> Stated goal: Skip every picture and transcribe the remaining material exactly.

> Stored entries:

»»

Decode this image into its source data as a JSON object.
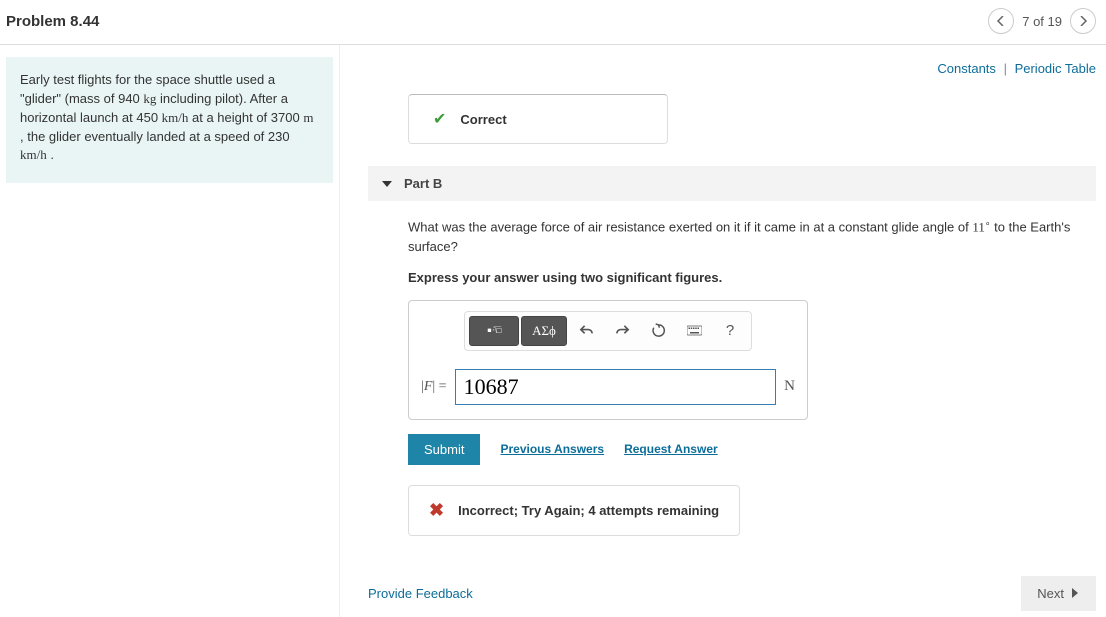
{
  "header": {
    "title": "Problem 8.44",
    "page_counter": "7 of 19"
  },
  "problem": {
    "t1": "Early test flights for the space shuttle used a \"glider\" (mass of 940 ",
    "u1": "kg",
    "t2": " including pilot). After a horizontal launch at 450 ",
    "u2": "km/h",
    "t3": " at a height of 3700 ",
    "u3": "m",
    "t4": " , the glider eventually landed at a speed of 230 ",
    "u4": "km/h",
    "t5": " ."
  },
  "links": {
    "constants": "Constants",
    "periodic": "Periodic Table"
  },
  "partA": {
    "status": "Correct"
  },
  "partB": {
    "label": "Part B",
    "q1": "What was the average force of air resistance exerted on it if it came in at a constant glide angle of ",
    "angle": "11",
    "q2": " to the Earth's surface?",
    "instruction": "Express your answer using two significant figures.",
    "greek_btn": "ΑΣϕ",
    "help_btn": "?",
    "var_label": "|F| =",
    "answer_value": "10687",
    "unit": "N",
    "submit": "Submit",
    "prev_answers": "Previous Answers",
    "request_answer": "Request Answer",
    "incorrect": "Incorrect; Try Again; 4 attempts remaining"
  },
  "footer": {
    "feedback": "Provide Feedback",
    "next": "Next"
  }
}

««

> Response:
Decode this image into its source data as a JSON object.
{
  "header": {
    "title": "Problem 8.44",
    "page_counter": "7 of 19"
  },
  "problem": {
    "t1": "Early test flights for the space shuttle used a \"glider\" (mass of 940 ",
    "u1": "kg",
    "t2": " including pilot). After a horizontal launch at 450 ",
    "u2": "km/h",
    "t3": " at a height of 3700 ",
    "u3": "m",
    "t4": " , the glider eventually landed at a speed of 230 ",
    "u4": "km/h",
    "t5": " ."
  },
  "links": {
    "constants": "Constants",
    "periodic": "Periodic Table"
  },
  "partA": {
    "status": "Correct"
  },
  "partB": {
    "label": "Part B",
    "q1": "What was the average force of air resistance exerted on it if it came in at a constant glide angle of ",
    "angle": "11",
    "q2": " to the Earth's surface?",
    "instruction": "Express your answer using two significant figures.",
    "greek_btn": "ΑΣϕ",
    "help_btn": "?",
    "var_label": "|F| =",
    "answer_value": "10687",
    "unit": "N",
    "submit": "Submit",
    "prev_answers": "Previous Answers",
    "request_answer": "Request Answer",
    "incorrect": "Incorrect; Try Again; 4 attempts remaining"
  },
  "footer": {
    "feedback": "Provide Feedback",
    "next": "Next"
  }
}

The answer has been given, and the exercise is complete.